## REQUEST
Transcribe all the entries word for word, omitting any pictures they contain.

# Start of DATA PROVIDED

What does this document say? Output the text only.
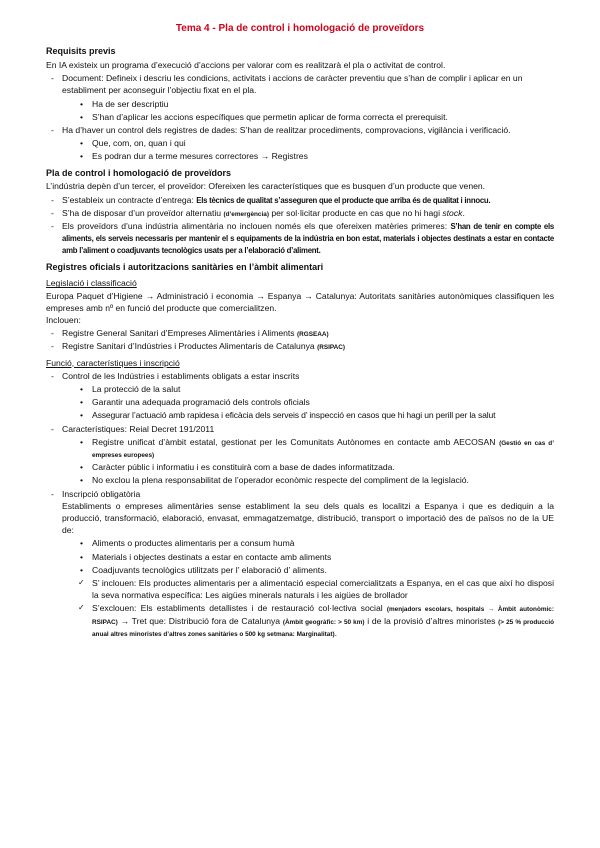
Tema 4 - Pla de control i homologació de proveïdors
Requisits previs

En IA existeix un programa d’execució d’accions per valorar com es realitzarà el pla o activitat de control.

- Document: Defineix i descriu les condicions, activitats i accions de caràcter preventiu que s’han de complir i aplicar en un establiment per aconseguir l’objectiu fixat en el pla.
• Ha de ser descriptiu
• S’han d’aplicar les accions específiques que permetin aplicar de forma correcta el prerequisit.
- Ha d’haver un control dels registres de dades: S’han de realitzar procediments, comprovacions, vigilància i verificació.
• Que, com, on, quan i qui
• Es podran dur a terme mesures correctores → Registres
Pla de control i homologació de proveïdors

L’indústria depèn d’un tercer, el proveïdor: Ofereixen les característiques que es busquen d’un producte que venen.

- S’estableix un contracte d’entrega: Els tècnics de qualitat s’asseguren que el producte que arriba és de qualitat i innocu.
- S’ha de disposar d’un proveïdor alternatiu (d’emergència) per sol·licitar producte en cas que no hi hagi stock.
- Els proveïdors d’una indústria alimentària no inclouen només els que ofereixen matèries primeres: S’han de tenir en compte els aliments, els serveis necessaris per mantenir el s equipaments de la indústria en bon estat, materials i objectes destinats a estar en contacte amb l’aliment o coadjuvants tecnològics usats per a l’elaboració d’aliment.
Registres oficials i autoritzacions sanitàries en l’àmbit alimentari

Legislació i classificació

Europa Paquet d’Higiene → Administració i economia → Espanya → Catalunya: Autoritats sanitàries autonòmiques classifiquen les empreses amb nº en funció del producte que comercialitzen.

Inclouen:

- Registre General Sanitari d’Empreses Alimentàries i Aliments (RGSEAA)
- Registre Sanitari d’Indústries i Productes Alimentaris de Catalunya (RSIPAC)

Funció, característiques i inscripció

- Control de les Indústries i establiments obligats a estar inscrits
• La protecció de la salut
• Garantir una adequada programació dels controls oficials
• Assegurar l’actuació amb rapidesa i eficàcia dels serveis d’ inspecció en casos que hi hagi un perill per la salut
- Característiques: Reial Decret 191/2011
• Registre unificat d’àmbit estatal, gestionat per les Comunitats Autònomes en contacte amb AECOSAN (Gestió en cas d’ empreses europees)
• Caràcter públic i informatiu i es constituirà com a base de dades informatitzada.
• No exclou la plena responsabilitat de l’operador econòmic respecte del compliment de la legislació.
- Inscripció obligatòria

Establiments o empreses alimentàries sense establiment la seu dels quals es localitzi a Espanya i que es dediquin a la producció, transformació, elaboració, envasat, emmagatzematge, distribució, transport o importació des de països no de la UE de:

• Aliments o productes alimentaris per a consum humà
• Materials i objectes destinats a estar en contacte amb aliments
• Coadjuvants tecnològics utilitzats per l’ elaboració d’ aliments.
✓ S’ inclouen: Els productes alimentaris per a alimentació especial comercialitzats a Espanya, en el cas que així ho disposi la seva normativa específica: Les aigües minerals naturals i les aigües de brollador
✓ S’exclouen: Els establiments detallistes i de restauració col·lectiva social (menjadors escolars, hospitals → Àmbit autonòmic: RSIPAC) → Tret que: Distribució fora de Catalunya (Àmbit geogràfic: > 50 km) i de la provisió d’altres minoristes (> 25 % producció anual altres minoristes d’altres zones sanitàries o 500 kg setmana: Marginalitat).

# End of DATA PROVIDED

## FINISHED TASK
What does this document say? Output the text only.
Tema 4 - Pla de control i homologació de proveïdors
Requisits previs

En IA existeix un programa d’execució d’accions per valorar com es realitzarà el pla o activitat de control.

- Document: Defineix i descriu les condicions, activitats i accions de caràcter preventiu que s’han de complir i aplicar en un establiment per aconseguir l’objectiu fixat en el pla.
• Ha de ser descriptiu
• S’han d’aplicar les accions específiques que permetin aplicar de forma correcta el prerequisit.
- Ha d’haver un control dels registres de dades: S’han de realitzar procediments, comprovacions, vigilància i verificació.
• Que, com, on, quan i qui
• Es podran dur a terme mesures correctores → Registres
Pla de control i homologació de proveïdors

L’indústria depèn d’un tercer, el proveïdor: Ofereixen les característiques que es busquen d’un producte que venen.

- S’estableix un contracte d’entrega: Els tècnics de qualitat s’asseguren que el producte que arriba és de qualitat i innocu.
- S’ha de disposar d’un proveïdor alternatiu (d’emergència) per sol·licitar producte en cas que no hi hagi stock.
- Els proveïdors d’una indústria alimentària no inclouen només els que ofereixen matèries primeres: S’han de tenir en compte els aliments, els serveis necessaris per mantenir el s equipaments de la indústria en bon estat, materials i objectes destinats a estar en contacte amb l’aliment o coadjuvants tecnològics usats per a l’elaboració d’aliment.
Registres oficials i autoritzacions sanitàries en l’àmbit alimentari

Legislació i classificació

Europa Paquet d’Higiene → Administració i economia → Espanya → Catalunya: Autoritats sanitàries autonòmiques classifiquen les empreses amb nº en funció del producte que comercialitzen.

Inclouen:

- Registre General Sanitari d’Empreses Alimentàries i Aliments (RGSEAA)
- Registre Sanitari d’Indústries i Productes Alimentaris de Catalunya (RSIPAC)

Funció, característiques i inscripció

- Control de les Indústries i establiments obligats a estar inscrits
• La protecció de la salut
• Garantir una adequada programació dels controls oficials
• Assegurar l’actuació amb rapidesa i eficàcia dels serveis d’ inspecció en casos que hi hagi un perill per la salut
- Característiques: Reial Decret 191/2011
• Registre unificat d’àmbit estatal, gestionat per les Comunitats Autònomes en contacte amb AECOSAN (Gestió en cas d’ empreses europees)
• Caràcter públic i informatiu i es constituirà com a base de dades informatitzada.
• No exclou la plena responsabilitat de l’operador econòmic respecte del compliment de la legislació.
- Inscripció obligatòria

Establiments o empreses alimentàries sense establiment la seu dels quals es localitzi a Espanya i que es dediquin a la producció, transformació, elaboració, envasat, emmagatzematge, distribució, transport o importació des de països no de la UE de:

• Aliments o productes alimentaris per a consum humà
• Materials i objectes destinats a estar en contacte amb aliments
• Coadjuvants tecnològics utilitzats per l’ elaboració d’ aliments.
✓ S’ inclouen: Els productes alimentaris per a alimentació especial comercialitzats a Espanya, en el cas que així ho disposi la seva normativa específica: Les aigües minerals naturals i les aigües de brollador
✓ S’exclouen: Els establiments detallistes i de restauració col·lectiva social (menjadors escolars, hospitals → Àmbit autonòmic: RSIPAC) → Tret que: Distribució fora de Catalunya (Àmbit geogràfic: > 50 km) i de la provisió d’altres minoristes (> 25 % producció anual altres minoristes d’altres zones sanitàries o 500 kg setmana: Marginalitat).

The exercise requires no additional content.